## STATED GOAL
Copy every entry exactly.

## INPUT FOR THIS TASK
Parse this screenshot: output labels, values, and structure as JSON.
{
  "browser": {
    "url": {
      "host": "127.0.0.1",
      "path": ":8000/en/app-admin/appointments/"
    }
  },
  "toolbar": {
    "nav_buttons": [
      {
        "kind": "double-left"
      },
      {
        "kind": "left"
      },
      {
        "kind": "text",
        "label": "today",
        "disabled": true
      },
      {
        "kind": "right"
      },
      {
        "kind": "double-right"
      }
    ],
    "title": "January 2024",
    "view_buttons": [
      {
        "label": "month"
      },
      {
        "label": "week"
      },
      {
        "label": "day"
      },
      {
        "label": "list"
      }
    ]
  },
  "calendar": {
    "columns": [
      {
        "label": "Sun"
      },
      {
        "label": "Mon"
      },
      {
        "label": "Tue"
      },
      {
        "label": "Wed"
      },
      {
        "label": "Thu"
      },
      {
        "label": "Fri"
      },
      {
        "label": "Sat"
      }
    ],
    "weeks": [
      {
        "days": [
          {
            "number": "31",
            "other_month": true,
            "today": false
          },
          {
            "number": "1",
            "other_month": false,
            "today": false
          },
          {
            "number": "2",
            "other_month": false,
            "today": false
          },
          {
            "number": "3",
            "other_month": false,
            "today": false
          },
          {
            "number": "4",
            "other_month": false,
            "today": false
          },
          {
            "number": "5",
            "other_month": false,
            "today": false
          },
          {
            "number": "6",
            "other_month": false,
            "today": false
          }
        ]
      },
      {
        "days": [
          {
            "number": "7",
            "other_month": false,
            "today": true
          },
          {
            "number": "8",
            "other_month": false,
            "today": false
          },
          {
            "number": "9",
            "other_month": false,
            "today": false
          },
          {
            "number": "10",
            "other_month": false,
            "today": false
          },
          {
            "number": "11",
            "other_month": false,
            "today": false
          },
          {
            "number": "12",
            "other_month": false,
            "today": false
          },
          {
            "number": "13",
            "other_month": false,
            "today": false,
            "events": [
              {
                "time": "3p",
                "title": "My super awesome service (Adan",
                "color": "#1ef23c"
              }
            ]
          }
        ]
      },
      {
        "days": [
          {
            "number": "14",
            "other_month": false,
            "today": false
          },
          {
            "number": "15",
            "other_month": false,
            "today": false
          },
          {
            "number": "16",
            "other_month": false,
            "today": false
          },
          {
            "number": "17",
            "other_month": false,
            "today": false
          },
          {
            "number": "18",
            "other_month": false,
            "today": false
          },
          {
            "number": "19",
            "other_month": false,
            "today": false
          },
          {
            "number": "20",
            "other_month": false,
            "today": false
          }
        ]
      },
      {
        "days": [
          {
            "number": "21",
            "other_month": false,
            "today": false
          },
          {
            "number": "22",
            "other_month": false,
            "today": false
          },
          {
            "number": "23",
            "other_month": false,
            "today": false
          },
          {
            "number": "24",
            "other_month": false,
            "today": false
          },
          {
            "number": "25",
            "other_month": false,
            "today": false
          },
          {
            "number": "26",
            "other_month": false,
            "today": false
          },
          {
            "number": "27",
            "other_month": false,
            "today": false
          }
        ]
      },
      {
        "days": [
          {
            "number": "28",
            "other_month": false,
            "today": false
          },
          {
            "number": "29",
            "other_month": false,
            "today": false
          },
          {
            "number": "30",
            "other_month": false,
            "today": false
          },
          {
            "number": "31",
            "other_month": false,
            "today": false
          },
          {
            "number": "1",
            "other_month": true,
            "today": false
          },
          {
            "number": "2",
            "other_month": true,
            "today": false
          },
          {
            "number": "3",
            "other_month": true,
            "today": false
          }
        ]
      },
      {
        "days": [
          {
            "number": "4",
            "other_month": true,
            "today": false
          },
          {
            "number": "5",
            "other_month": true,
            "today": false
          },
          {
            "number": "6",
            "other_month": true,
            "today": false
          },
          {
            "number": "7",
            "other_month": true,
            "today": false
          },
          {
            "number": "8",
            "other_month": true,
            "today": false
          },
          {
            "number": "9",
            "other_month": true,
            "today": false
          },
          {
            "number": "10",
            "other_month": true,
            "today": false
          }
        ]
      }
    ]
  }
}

## RESULT FOR THIS EXERCISE
Parse this screenshot: output labels, values, and structure as JSON.
{
  "browser": {
    "url": {
      "host": "127.0.0.1",
      "path": ":8000/en/app-admin/appointments/"
    }
  },
  "toolbar": {
    "nav_buttons": [
      {
        "kind": "double-left"
      },
      {
        "kind": "left"
      },
      {
        "kind": "text",
        "label": "today",
        "disabled": true
      },
      {
        "kind": "right"
      },
      {
        "kind": "double-right"
      }
    ],
    "title": "January 2024",
    "view_buttons": [
      {
        "label": "month"
      },
      {
        "label": "week"
      },
      {
        "label": "day"
      },
      {
        "label": "list"
      }
    ]
  },
  "calendar": {
    "columns": [
      {
        "label": "Sun"
      },
      {
        "label": "Mon"
      },
      {
        "label": "Tue"
      },
      {
        "label": "Wed"
      },
      {
        "label": "Thu"
      },
      {
        "label": "Fri"
      },
      {
        "label": "Sat"
      }
    ],
    "weeks": [
      {
        "days": [
          {
            "number": "31",
            "other_month": true,
            "today": false
          },
          {
            "number": "1",
            "other_month": false,
            "today": false
          },
          {
            "number": "2",
            "other_month": false,
            "today": false
          },
          {
            "number": "3",
            "other_month": false,
            "today": false
          },
          {
            "number": "4",
            "other_month": false,
            "today": false
          },
          {
            "number": "5",
            "other_month": false,
            "today": false
          },
          {
            "number": "6",
            "other_month": false,
            "today": false
          }
        ]
      },
      {
        "days": [
          {
            "number": "7",
            "other_month": false,
            "today": true
          },
          {
            "number": "8",
            "other_month": false,
            "today": false
          },
          {
            "number": "9",
            "other_month": false,
            "today": false
          },
          {
            "number": "10",
            "other_month": false,
            "today": false
          },
          {
            "number": "11",
            "other_month": false,
            "today": false
          },
          {
            "number": "12",
            "other_month": false,
            "today": false
          },
          {
            "number": "13",
            "other_month": false,
            "today": false,
            "events": [
              {
                "time": "3p",
                "title": "My super awesome service (Adan",
                "color": "#1ef23c"
              }
            ]
          }
        ]
      },
      {
        "days": [
          {
            "number": "14",
            "other_month": false,
            "today": false
          },
          {
            "number": "15",
            "other_month": false,
            "today": false
          },
          {
            "number": "16",
            "other_month": false,
            "today": false
          },
          {
            "number": "17",
            "other_month": false,
            "today": false
          },
          {
            "number": "18",
            "other_month": false,
            "today": false
          },
          {
            "number": "19",
            "other_month": false,
            "today": false
          },
          {
            "number": "20",
            "other_month": false,
            "today": false
          }
        ]
      },
      {
        "days": [
          {
            "number": "21",
            "other_month": false,
            "today": false
          },
          {
            "number": "22",
            "other_month": false,
            "today": false
          },
          {
            "number": "23",
            "other_month": false,
            "today": false
          },
          {
            "number": "24",
            "other_month": false,
            "today": false
          },
          {
            "number": "25",
            "other_month": false,
            "today": false
          },
          {
            "number": "26",
            "other_month": false,
            "today": false
          },
          {
            "number": "27",
            "other_month": false,
            "today": false
          }
        ]
      },
      {
        "days": [
          {
            "number": "28",
            "other_month": false,
            "today": false
          },
          {
            "number": "29",
            "other_month": false,
            "today": false
          },
          {
            "number": "30",
            "other_month": false,
            "today": false
          },
          {
            "number": "31",
            "other_month": false,
            "today": false
          },
          {
            "number": "1",
            "other_month": true,
            "today": false
          },
          {
            "number": "2",
            "other_month": true,
            "today": false
          },
          {
            "number": "3",
            "other_month": true,
            "today": false
          }
        ]
      },
      {
        "days": [
          {
            "number": "4",
            "other_month": true,
            "today": false
          },
          {
            "number": "5",
            "other_month": true,
            "today": false
          },
          {
            "number": "6",
            "other_month": true,
            "today": false
          },
          {
            "number": "7",
            "other_month": true,
            "today": false
          },
          {
            "number": "8",
            "other_month": true,
            "today": false
          },
          {
            "number": "9",
            "other_month": true,
            "today": false
          },
          {
            "number": "10",
            "other_month": true,
            "today": false
          }
        ]
      }
    ]
  }
}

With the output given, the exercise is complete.